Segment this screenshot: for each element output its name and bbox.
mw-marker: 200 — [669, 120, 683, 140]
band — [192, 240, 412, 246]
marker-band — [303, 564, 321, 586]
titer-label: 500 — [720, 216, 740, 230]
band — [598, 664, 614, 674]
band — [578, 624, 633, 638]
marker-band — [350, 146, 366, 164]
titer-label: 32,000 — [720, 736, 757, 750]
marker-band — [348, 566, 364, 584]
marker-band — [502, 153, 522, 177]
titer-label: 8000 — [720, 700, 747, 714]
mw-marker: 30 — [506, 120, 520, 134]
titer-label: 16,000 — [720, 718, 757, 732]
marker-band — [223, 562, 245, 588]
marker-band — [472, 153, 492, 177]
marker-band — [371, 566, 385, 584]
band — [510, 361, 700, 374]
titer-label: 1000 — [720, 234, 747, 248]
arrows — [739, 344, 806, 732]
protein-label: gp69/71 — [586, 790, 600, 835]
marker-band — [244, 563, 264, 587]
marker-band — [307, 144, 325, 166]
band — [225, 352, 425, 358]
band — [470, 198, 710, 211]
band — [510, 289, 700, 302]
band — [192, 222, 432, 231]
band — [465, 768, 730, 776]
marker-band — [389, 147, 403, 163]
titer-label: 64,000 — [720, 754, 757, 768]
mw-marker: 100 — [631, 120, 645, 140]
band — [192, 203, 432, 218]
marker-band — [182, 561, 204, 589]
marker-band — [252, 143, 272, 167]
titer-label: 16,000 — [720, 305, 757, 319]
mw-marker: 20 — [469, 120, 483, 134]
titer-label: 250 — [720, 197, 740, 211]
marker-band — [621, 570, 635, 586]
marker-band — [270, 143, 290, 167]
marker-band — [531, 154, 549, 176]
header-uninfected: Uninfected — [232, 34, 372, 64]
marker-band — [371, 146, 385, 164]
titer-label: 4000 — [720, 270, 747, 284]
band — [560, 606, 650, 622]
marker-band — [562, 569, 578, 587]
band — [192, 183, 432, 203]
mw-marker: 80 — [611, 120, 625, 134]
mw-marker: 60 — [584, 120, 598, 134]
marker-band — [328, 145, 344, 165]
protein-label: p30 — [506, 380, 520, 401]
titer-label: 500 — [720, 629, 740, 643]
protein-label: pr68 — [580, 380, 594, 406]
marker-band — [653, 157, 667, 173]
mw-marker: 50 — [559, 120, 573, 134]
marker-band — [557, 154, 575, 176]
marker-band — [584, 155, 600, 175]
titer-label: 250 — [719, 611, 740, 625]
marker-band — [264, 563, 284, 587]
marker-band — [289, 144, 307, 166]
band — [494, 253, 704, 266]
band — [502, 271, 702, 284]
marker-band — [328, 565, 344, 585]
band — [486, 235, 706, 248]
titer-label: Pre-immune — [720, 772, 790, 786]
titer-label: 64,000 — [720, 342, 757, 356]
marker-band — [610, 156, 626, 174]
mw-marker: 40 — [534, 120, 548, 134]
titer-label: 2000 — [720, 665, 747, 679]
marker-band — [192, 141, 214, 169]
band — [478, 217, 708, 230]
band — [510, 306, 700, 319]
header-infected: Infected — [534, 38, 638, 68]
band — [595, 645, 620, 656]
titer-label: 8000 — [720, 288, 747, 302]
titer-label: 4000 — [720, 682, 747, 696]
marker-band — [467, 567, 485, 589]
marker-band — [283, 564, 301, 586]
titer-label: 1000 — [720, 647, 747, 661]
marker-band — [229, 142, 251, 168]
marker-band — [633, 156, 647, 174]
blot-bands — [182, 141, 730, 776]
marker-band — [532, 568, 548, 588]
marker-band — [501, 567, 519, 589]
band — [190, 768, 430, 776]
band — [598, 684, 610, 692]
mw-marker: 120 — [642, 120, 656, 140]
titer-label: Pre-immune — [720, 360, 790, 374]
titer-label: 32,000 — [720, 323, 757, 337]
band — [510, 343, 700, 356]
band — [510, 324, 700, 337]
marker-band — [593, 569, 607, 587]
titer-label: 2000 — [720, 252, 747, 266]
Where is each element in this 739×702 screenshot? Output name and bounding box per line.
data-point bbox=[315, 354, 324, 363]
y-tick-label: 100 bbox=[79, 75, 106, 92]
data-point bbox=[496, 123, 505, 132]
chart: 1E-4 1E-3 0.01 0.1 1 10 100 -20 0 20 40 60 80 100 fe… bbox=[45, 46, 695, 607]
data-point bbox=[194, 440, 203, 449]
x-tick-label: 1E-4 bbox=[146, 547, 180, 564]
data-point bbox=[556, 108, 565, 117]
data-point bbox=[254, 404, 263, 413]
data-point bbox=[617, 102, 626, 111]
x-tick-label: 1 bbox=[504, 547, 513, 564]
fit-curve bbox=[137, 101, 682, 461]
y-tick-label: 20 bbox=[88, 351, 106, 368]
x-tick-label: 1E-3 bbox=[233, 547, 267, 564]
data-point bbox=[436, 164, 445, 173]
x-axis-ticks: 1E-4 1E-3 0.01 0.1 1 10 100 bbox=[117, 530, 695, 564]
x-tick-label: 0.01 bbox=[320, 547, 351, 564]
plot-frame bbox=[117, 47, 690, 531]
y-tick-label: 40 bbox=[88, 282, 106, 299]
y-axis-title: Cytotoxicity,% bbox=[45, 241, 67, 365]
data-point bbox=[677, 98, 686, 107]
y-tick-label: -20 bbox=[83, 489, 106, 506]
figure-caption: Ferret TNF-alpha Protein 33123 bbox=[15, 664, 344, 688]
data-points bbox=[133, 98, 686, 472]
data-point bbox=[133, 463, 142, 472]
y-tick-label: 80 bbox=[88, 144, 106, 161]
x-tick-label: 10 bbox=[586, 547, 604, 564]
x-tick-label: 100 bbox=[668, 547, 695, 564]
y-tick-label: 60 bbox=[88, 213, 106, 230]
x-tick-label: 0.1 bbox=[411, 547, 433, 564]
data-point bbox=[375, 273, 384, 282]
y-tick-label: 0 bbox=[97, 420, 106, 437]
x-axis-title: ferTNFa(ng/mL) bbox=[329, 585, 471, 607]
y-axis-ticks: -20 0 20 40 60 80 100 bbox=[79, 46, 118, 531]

----

» **What the task asks**: Using the listing above, gather each line that holds the string "header" and copy it.

» **Solved exercise**:
header-uninfected: Uninfected — [232, 34, 372, 64]
header-infected: Infected — [534, 38, 638, 68]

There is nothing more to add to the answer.